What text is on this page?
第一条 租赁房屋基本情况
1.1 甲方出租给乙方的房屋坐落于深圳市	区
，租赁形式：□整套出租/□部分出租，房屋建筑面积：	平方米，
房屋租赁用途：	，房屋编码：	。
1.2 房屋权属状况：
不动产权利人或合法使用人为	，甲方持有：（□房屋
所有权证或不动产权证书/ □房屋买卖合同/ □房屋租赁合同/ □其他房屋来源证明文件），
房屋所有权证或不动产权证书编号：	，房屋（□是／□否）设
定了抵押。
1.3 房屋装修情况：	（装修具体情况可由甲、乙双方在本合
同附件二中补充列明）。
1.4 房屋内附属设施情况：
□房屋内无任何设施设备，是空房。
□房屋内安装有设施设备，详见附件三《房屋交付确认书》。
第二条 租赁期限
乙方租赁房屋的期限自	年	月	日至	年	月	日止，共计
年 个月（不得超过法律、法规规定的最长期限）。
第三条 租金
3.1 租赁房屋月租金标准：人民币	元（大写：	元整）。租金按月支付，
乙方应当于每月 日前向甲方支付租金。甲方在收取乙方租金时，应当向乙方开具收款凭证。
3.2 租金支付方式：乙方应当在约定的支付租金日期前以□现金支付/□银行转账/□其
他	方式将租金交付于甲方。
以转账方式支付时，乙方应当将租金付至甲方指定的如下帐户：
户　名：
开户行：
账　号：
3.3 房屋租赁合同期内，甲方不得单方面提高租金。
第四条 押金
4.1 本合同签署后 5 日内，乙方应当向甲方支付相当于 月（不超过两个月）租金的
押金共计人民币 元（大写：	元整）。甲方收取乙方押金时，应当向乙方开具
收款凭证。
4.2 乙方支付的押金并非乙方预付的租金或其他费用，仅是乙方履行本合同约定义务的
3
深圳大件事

» DIRECTIONS:
Give the listing again, word for word.

» WRITTEN ANSWER:
What text is on this page?
第一条 租赁房屋基本情况
1.1 甲方出租给乙方的房屋坐落于深圳市	区
，租赁形式：□整套出租/□部分出租，房屋建筑面积：	平方米，
房屋租赁用途：	，房屋编码：	。
1.2 房屋权属状况：
不动产权利人或合法使用人为	，甲方持有：（□房屋
所有权证或不动产权证书/ □房屋买卖合同/ □房屋租赁合同/ □其他房屋来源证明文件），
房屋所有权证或不动产权证书编号：	，房屋（□是／□否）设
定了抵押。
1.3 房屋装修情况：	（装修具体情况可由甲、乙双方在本合
同附件二中补充列明）。
1.4 房屋内附属设施情况：
□房屋内无任何设施设备，是空房。
□房屋内安装有设施设备，详见附件三《房屋交付确认书》。
第二条 租赁期限
乙方租赁房屋的期限自	年	月	日至	年	月	日止，共计
年 个月（不得超过法律、法规规定的最长期限）。
第三条 租金
3.1 租赁房屋月租金标准：人民币	元（大写：	元整）。租金按月支付，
乙方应当于每月 日前向甲方支付租金。甲方在收取乙方租金时，应当向乙方开具收款凭证。
3.2 租金支付方式：乙方应当在约定的支付租金日期前以□现金支付/□银行转账/□其
他	方式将租金交付于甲方。
以转账方式支付时，乙方应当将租金付至甲方指定的如下帐户：
户　名：
开户行：
账　号：
3.3 房屋租赁合同期内，甲方不得单方面提高租金。
第四条 押金
4.1 本合同签署后 5 日内，乙方应当向甲方支付相当于 月（不超过两个月）租金的
押金共计人民币 元（大写：	元整）。甲方收取乙方押金时，应当向乙方开具
收款凭证。
4.2 乙方支付的押金并非乙方预付的租金或其他费用，仅是乙方履行本合同约定义务的
3
深圳大件事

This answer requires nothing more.